### Exercise:
Repeat the whole listing exactly.

### Supplied information:
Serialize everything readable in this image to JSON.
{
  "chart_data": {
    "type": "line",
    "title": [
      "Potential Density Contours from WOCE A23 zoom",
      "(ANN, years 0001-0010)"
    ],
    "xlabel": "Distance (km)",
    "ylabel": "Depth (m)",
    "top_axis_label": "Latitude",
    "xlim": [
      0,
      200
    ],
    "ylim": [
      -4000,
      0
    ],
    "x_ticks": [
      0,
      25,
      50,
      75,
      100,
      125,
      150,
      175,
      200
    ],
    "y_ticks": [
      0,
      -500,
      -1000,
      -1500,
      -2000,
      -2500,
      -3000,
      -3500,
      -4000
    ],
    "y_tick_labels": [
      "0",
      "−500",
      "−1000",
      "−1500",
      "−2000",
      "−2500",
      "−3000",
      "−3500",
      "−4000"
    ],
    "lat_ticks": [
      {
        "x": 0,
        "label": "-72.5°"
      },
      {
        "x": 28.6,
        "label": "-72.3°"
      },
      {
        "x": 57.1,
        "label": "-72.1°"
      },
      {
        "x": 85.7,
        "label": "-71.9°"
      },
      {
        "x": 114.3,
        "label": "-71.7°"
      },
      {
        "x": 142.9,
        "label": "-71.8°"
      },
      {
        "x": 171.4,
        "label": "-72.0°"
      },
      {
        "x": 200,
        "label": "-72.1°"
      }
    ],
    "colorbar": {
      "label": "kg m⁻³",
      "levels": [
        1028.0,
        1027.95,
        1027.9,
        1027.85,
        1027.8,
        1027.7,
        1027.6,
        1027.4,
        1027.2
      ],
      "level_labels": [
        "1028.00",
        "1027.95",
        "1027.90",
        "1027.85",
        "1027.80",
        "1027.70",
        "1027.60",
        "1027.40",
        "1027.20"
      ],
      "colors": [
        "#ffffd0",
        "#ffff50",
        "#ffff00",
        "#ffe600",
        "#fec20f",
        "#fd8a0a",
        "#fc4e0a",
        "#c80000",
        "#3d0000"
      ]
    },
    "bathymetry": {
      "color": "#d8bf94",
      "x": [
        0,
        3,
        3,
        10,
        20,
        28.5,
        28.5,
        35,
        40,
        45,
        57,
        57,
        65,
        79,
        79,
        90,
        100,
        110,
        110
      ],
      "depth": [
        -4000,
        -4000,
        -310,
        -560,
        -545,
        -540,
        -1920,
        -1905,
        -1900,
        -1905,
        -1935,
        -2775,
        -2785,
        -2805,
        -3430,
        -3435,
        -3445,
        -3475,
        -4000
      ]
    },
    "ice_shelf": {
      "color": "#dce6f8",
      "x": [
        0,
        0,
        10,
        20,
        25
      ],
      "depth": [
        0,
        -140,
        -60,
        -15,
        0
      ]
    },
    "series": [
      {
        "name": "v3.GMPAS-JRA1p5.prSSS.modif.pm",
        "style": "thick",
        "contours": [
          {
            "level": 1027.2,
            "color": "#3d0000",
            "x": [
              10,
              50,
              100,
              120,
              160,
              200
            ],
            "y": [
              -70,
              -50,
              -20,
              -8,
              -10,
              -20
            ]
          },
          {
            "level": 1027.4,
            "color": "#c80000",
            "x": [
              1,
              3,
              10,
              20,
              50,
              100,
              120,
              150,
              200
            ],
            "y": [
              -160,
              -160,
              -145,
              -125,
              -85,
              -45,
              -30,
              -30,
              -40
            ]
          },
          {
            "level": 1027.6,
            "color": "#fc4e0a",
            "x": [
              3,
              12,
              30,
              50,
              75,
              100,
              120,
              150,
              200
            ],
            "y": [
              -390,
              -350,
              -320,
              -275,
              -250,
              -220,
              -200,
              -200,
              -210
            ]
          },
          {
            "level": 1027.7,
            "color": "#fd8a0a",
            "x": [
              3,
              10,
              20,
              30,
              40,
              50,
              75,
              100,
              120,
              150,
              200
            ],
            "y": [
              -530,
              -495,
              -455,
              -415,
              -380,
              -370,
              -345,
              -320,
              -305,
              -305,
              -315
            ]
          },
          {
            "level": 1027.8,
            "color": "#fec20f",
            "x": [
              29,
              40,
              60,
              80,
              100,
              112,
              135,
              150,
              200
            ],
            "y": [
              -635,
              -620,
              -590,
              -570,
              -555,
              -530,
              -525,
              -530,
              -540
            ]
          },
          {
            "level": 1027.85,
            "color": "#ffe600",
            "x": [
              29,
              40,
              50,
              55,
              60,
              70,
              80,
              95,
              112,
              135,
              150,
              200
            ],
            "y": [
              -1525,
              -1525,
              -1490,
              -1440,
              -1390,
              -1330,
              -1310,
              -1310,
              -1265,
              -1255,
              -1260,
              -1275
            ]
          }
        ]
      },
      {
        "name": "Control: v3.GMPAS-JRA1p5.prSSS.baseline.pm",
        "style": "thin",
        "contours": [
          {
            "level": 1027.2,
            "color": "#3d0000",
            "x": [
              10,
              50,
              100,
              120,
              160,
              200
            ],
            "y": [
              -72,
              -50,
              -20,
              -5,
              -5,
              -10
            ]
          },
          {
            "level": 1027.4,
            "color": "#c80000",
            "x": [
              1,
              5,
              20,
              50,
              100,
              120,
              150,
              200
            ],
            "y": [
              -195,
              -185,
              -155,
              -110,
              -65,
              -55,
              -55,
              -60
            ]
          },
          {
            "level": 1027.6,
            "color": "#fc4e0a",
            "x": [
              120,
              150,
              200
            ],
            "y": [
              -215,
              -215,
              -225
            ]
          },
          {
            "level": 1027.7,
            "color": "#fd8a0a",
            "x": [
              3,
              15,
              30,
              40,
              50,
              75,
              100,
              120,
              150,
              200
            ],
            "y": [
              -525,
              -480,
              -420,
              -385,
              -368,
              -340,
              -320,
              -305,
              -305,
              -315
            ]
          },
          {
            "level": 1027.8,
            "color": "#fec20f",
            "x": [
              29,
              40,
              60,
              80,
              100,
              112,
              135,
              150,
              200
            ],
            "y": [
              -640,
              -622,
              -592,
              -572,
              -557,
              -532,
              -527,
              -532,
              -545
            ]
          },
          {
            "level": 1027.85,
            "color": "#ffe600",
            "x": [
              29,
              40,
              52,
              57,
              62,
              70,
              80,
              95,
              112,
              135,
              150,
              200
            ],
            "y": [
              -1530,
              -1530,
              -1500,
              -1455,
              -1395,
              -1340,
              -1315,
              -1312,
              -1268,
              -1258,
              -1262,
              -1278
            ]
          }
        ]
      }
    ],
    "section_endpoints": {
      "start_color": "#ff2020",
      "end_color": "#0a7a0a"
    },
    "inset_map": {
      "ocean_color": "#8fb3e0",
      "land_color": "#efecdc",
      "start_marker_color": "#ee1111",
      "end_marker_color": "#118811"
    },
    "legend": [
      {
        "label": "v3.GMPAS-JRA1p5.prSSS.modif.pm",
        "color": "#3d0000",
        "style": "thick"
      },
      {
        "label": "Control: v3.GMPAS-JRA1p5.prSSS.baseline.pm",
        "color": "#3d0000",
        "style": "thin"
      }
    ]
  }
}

### Result:
Serialize everything readable in this image to JSON.
{
  "chart_data": {
    "type": "line",
    "title": [
      "Potential Density Contours from WOCE A23 zoom",
      "(ANN, years 0001-0010)"
    ],
    "xlabel": "Distance (km)",
    "ylabel": "Depth (m)",
    "top_axis_label": "Latitude",
    "xlim": [
      0,
      200
    ],
    "ylim": [
      -4000,
      0
    ],
    "x_ticks": [
      0,
      25,
      50,
      75,
      100,
      125,
      150,
      175,
      200
    ],
    "y_ticks": [
      0,
      -500,
      -1000,
      -1500,
      -2000,
      -2500,
      -3000,
      -3500,
      -4000
    ],
    "y_tick_labels": [
      "0",
      "−500",
      "−1000",
      "−1500",
      "−2000",
      "−2500",
      "−3000",
      "−3500",
      "−4000"
    ],
    "lat_ticks": [
      {
        "x": 0,
        "label": "-72.5°"
      },
      {
        "x": 28.6,
        "label": "-72.3°"
      },
      {
        "x": 57.1,
        "label": "-72.1°"
      },
      {
        "x": 85.7,
        "label": "-71.9°"
      },
      {
        "x": 114.3,
        "label": "-71.7°"
      },
      {
        "x": 142.9,
        "label": "-71.8°"
      },
      {
        "x": 171.4,
        "label": "-72.0°"
      },
      {
        "x": 200,
        "label": "-72.1°"
      }
    ],
    "colorbar": {
      "label": "kg m⁻³",
      "levels": [
        1028.0,
        1027.95,
        1027.9,
        1027.85,
        1027.8,
        1027.7,
        1027.6,
        1027.4,
        1027.2
      ],
      "level_labels": [
        "1028.00",
        "1027.95",
        "1027.90",
        "1027.85",
        "1027.80",
        "1027.70",
        "1027.60",
        "1027.40",
        "1027.20"
      ],
      "colors": [
        "#ffffd0",
        "#ffff50",
        "#ffff00",
        "#ffe600",
        "#fec20f",
        "#fd8a0a",
        "#fc4e0a",
        "#c80000",
        "#3d0000"
      ]
    },
    "bathymetry": {
      "color": "#d8bf94",
      "x": [
        0,
        3,
        3,
        10,
        20,
        28.5,
        28.5,
        35,
        40,
        45,
        57,
        57,
        65,
        79,
        79,
        90,
        100,
        110,
        110
      ],
      "depth": [
        -4000,
        -4000,
        -310,
        -560,
        -545,
        -540,
        -1920,
        -1905,
        -1900,
        -1905,
        -1935,
        -2775,
        -2785,
        -2805,
        -3430,
        -3435,
        -3445,
        -3475,
        -4000
      ]
    },
    "ice_shelf": {
      "color": "#dce6f8",
      "x": [
        0,
        0,
        10,
        20,
        25
      ],
      "depth": [
        0,
        -140,
        -60,
        -15,
        0
      ]
    },
    "series": [
      {
        "name": "v3.GMPAS-JRA1p5.prSSS.modif.pm",
        "style": "thick",
        "contours": [
          {
            "level": 1027.2,
            "color": "#3d0000",
            "x": [
              10,
              50,
              100,
              120,
              160,
              200
            ],
            "y": [
              -70,
              -50,
              -20,
              -8,
              -10,
              -20
            ]
          },
          {
            "level": 1027.4,
            "color": "#c80000",
            "x": [
              1,
              3,
              10,
              20,
              50,
              100,
              120,
              150,
              200
            ],
            "y": [
              -160,
              -160,
              -145,
              -125,
              -85,
              -45,
              -30,
              -30,
              -40
            ]
          },
          {
            "level": 1027.6,
            "color": "#fc4e0a",
            "x": [
              3,
              12,
              30,
              50,
              75,
              100,
              120,
              150,
              200
            ],
            "y": [
              -390,
              -350,
              -320,
              -275,
              -250,
              -220,
              -200,
              -200,
              -210
            ]
          },
          {
            "level": 1027.7,
            "color": "#fd8a0a",
            "x": [
              3,
              10,
              20,
              30,
              40,
              50,
              75,
              100,
              120,
              150,
              200
            ],
            "y": [
              -530,
              -495,
              -455,
              -415,
              -380,
              -370,
              -345,
              -320,
              -305,
              -305,
              -315
            ]
          },
          {
            "level": 1027.8,
            "color": "#fec20f",
            "x": [
              29,
              40,
              60,
              80,
              100,
              112,
              135,
              150,
              200
            ],
            "y": [
              -635,
              -620,
              -590,
              -570,
              -555,
              -530,
              -525,
              -530,
              -540
            ]
          },
          {
            "level": 1027.85,
            "color": "#ffe600",
            "x": [
              29,
              40,
              50,
              55,
              60,
              70,
              80,
              95,
              112,
              135,
              150,
              200
            ],
            "y": [
              -1525,
              -1525,
              -1490,
              -1440,
              -1390,
              -1330,
              -1310,
              -1310,
              -1265,
              -1255,
              -1260,
              -1275
            ]
          }
        ]
      },
      {
        "name": "Control: v3.GMPAS-JRA1p5.prSSS.baseline.pm",
        "style": "thin",
        "contours": [
          {
            "level": 1027.2,
            "color": "#3d0000",
            "x": [
              10,
              50,
              100,
              120,
              160,
              200
            ],
            "y": [
              -72,
              -50,
              -20,
              -5,
              -5,
              -10
            ]
          },
          {
            "level": 1027.4,
            "color": "#c80000",
            "x": [
              1,
              5,
              20,
              50,
              100,
              120,
              150,
              200
            ],
            "y": [
              -195,
              -185,
              -155,
              -110,
              -65,
              -55,
              -55,
              -60
            ]
          },
          {
            "level": 1027.6,
            "color": "#fc4e0a",
            "x": [
              120,
              150,
              200
            ],
            "y": [
              -215,
              -215,
              -225
            ]
          },
          {
            "level": 1027.7,
            "color": "#fd8a0a",
            "x": [
              3,
              15,
              30,
              40,
              50,
              75,
              100,
              120,
              150,
              200
            ],
            "y": [
              -525,
              -480,
              -420,
              -385,
              -368,
              -340,
              -320,
              -305,
              -305,
              -315
            ]
          },
          {
            "level": 1027.8,
            "color": "#fec20f",
            "x": [
              29,
              40,
              60,
              80,
              100,
              112,
              135,
              150,
              200
            ],
            "y": [
              -640,
              -622,
              -592,
              -572,
              -557,
              -532,
              -527,
              -532,
              -545
            ]
          },
          {
            "level": 1027.85,
            "color": "#ffe600",
            "x": [
              29,
              40,
              52,
              57,
              62,
              70,
              80,
              95,
              112,
              135,
              150,
              200
            ],
            "y": [
              -1530,
              -1530,
              -1500,
              -1455,
              -1395,
              -1340,
              -1315,
              -1312,
              -1268,
              -1258,
              -1262,
              -1278
            ]
          }
        ]
      }
    ],
    "section_endpoints": {
      "start_color": "#ff2020",
      "end_color": "#0a7a0a"
    },
    "inset_map": {
      "ocean_color": "#8fb3e0",
      "land_color": "#efecdc",
      "start_marker_color": "#ee1111",
      "end_marker_color": "#118811"
    },
    "legend": [
      {
        "label": "v3.GMPAS-JRA1p5.prSSS.modif.pm",
        "color": "#3d0000",
        "style": "thick"
      },
      {
        "label": "Control: v3.GMPAS-JRA1p5.prSSS.baseline.pm",
        "color": "#3d0000",
        "style": "thin"
      }
    ]
  }
}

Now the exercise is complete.